▸ Given problem
Copy out all the data, word for word.

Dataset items
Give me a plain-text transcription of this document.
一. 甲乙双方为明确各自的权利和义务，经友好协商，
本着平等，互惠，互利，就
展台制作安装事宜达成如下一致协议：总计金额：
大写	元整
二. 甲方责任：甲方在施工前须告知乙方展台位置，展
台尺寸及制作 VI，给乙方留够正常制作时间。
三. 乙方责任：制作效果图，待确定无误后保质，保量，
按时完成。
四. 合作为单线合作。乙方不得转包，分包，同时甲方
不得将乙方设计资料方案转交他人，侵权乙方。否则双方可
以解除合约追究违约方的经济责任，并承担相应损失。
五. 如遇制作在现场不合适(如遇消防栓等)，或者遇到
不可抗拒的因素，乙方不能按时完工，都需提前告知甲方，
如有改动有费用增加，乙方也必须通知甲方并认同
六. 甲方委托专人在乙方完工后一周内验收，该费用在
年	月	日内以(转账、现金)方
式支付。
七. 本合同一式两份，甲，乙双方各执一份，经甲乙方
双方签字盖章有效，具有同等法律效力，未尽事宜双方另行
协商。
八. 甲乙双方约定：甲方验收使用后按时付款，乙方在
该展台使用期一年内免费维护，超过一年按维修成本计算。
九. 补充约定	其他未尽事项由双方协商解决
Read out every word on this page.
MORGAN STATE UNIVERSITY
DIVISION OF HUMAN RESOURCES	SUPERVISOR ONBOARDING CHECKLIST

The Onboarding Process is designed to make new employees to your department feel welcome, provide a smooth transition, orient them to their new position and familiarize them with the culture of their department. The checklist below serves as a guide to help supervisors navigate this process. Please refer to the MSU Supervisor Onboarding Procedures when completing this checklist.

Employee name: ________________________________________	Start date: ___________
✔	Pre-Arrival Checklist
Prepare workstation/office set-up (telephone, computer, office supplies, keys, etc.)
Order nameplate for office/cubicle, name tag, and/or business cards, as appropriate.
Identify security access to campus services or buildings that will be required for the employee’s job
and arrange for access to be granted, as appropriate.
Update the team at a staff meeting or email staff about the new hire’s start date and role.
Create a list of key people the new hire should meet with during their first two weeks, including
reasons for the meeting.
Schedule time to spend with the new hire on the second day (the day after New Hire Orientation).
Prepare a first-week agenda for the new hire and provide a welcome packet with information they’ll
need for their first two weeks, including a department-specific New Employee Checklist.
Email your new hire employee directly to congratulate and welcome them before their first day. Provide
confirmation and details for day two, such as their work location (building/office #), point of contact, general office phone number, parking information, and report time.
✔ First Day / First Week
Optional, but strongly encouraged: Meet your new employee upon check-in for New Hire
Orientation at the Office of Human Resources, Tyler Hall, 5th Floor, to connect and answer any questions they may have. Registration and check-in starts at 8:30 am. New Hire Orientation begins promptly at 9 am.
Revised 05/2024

▸ Response to the task
Give me a plain-text transcription of this document.
一. 甲乙双方为明确各自的权利和义务，经友好协商，
本着平等，互惠，互利，就
展台制作安装事宜达成如下一致协议：总计金额：
大写	元整
二. 甲方责任：甲方在施工前须告知乙方展台位置，展
台尺寸及制作 VI，给乙方留够正常制作时间。
三. 乙方责任：制作效果图，待确定无误后保质，保量，
按时完成。
四. 合作为单线合作。乙方不得转包，分包，同时甲方
不得将乙方设计资料方案转交他人，侵权乙方。否则双方可
以解除合约追究违约方的经济责任，并承担相应损失。
五. 如遇制作在现场不合适(如遇消防栓等)，或者遇到
不可抗拒的因素，乙方不能按时完工，都需提前告知甲方，
如有改动有费用增加，乙方也必须通知甲方并认同
六. 甲方委托专人在乙方完工后一周内验收，该费用在
年	月	日内以(转账、现金)方
式支付。
七. 本合同一式两份，甲，乙双方各执一份，经甲乙方
双方签字盖章有效，具有同等法律效力，未尽事宜双方另行
协商。
八. 甲乙双方约定：甲方验收使用后按时付款，乙方在
该展台使用期一年内免费维护，超过一年按维修成本计算。
九. 补充约定	其他未尽事项由双方协商解决
Read out every word on this page.
MORGAN STATE UNIVERSITY
DIVISION OF HUMAN RESOURCES	SUPERVISOR ONBOARDING CHECKLIST

The Onboarding Process is designed to make new employees to your department feel welcome, provide a smooth transition, orient them to their new position and familiarize them with the culture of their department. The checklist below serves as a guide to help supervisors navigate this process. Please refer to the MSU Supervisor Onboarding Procedures when completing this checklist.

Employee name: ________________________________________	Start date: ___________
✔	Pre-Arrival Checklist
Prepare workstation/office set-up (telephone, computer, office supplies, keys, etc.)
Order nameplate for office/cubicle, name tag, and/or business cards, as appropriate.
Identify security access to campus services or buildings that will be required for the employee’s job
and arrange for access to be granted, as appropriate.
Update the team at a staff meeting or email staff about the new hire’s start date and role.
Create a list of key people the new hire should meet with during their first two weeks, including
reasons for the meeting.
Schedule time to spend with the new hire on the second day (the day after New Hire Orientation).
Prepare a first-week agenda for the new hire and provide a welcome packet with information they’ll
need for their first two weeks, including a department-specific New Employee Checklist.
Email your new hire employee directly to congratulate and welcome them before their first day. Provide
confirmation and details for day two, such as their work location (building/office #), point of contact, general office phone number, parking information, and report time.
✔ First Day / First Week
Optional, but strongly encouraged: Meet your new employee upon check-in for New Hire
Orientation at the Office of Human Resources, Tyler Hall, 5th Floor, to connect and answer any questions they may have. Registration and check-in starts at 8:30 am. New Hire Orientation begins promptly at 9 am.
Revised 05/2024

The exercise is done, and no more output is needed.